What to work on:
Select the lines of the records containing the word "system" and list them.

Stored records:
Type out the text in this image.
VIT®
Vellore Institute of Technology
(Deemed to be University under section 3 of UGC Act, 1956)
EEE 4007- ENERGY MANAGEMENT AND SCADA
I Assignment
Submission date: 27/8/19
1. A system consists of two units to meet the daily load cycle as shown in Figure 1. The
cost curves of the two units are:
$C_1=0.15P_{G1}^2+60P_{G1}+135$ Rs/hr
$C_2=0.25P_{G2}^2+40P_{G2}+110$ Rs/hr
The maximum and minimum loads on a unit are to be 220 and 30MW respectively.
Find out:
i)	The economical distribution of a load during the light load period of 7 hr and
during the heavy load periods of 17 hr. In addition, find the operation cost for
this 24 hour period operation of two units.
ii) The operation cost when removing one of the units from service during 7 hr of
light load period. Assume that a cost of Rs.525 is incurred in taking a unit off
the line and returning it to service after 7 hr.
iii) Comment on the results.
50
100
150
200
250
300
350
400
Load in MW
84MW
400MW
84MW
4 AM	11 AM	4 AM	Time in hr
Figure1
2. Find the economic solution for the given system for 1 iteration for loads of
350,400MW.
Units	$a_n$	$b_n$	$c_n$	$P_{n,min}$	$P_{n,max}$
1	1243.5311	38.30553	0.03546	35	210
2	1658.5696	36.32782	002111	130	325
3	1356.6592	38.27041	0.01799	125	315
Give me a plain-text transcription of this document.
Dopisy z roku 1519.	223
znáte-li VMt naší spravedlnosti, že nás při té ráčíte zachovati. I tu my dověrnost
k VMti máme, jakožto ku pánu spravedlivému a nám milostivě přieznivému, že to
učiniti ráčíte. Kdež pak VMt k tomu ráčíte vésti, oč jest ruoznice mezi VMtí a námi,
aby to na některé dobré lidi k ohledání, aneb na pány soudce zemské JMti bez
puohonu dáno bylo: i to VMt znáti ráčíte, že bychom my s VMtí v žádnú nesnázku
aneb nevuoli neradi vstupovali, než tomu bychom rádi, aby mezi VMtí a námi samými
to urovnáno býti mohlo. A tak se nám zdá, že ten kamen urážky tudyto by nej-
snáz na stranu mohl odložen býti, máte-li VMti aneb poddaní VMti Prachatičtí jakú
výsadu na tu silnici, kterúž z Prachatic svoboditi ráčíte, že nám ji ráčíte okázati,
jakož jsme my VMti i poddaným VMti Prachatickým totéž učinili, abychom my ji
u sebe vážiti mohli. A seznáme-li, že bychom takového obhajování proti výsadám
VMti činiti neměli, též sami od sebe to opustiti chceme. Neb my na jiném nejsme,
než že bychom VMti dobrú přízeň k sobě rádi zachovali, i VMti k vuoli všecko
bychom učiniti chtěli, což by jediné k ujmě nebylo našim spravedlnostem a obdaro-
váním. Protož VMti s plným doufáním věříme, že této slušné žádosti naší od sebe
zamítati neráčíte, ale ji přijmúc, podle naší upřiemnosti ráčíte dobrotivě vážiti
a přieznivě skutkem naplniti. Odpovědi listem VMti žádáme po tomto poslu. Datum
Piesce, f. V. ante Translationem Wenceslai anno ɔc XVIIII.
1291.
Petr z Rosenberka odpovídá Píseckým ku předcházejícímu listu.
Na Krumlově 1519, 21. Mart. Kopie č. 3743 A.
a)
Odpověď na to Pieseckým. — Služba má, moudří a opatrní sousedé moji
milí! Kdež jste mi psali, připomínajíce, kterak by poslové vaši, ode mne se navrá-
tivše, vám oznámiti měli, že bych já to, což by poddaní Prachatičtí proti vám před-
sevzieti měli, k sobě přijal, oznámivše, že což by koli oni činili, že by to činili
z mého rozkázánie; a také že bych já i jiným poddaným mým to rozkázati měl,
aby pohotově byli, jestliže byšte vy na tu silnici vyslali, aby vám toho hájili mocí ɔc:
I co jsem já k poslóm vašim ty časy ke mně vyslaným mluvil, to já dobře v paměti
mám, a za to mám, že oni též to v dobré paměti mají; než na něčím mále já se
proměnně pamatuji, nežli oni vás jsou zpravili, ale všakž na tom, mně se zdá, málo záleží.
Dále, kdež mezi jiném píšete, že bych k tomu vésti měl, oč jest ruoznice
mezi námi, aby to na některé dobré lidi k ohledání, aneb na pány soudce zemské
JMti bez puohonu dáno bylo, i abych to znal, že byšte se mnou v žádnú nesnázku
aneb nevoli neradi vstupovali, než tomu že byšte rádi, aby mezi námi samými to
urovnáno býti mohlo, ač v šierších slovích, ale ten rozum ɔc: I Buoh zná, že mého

Expected answer:
1. A system consists of two units to meet the daily load cycle as shown in Figure 1. The
2. Find the economic solution for the given system for 1 iteration for loads of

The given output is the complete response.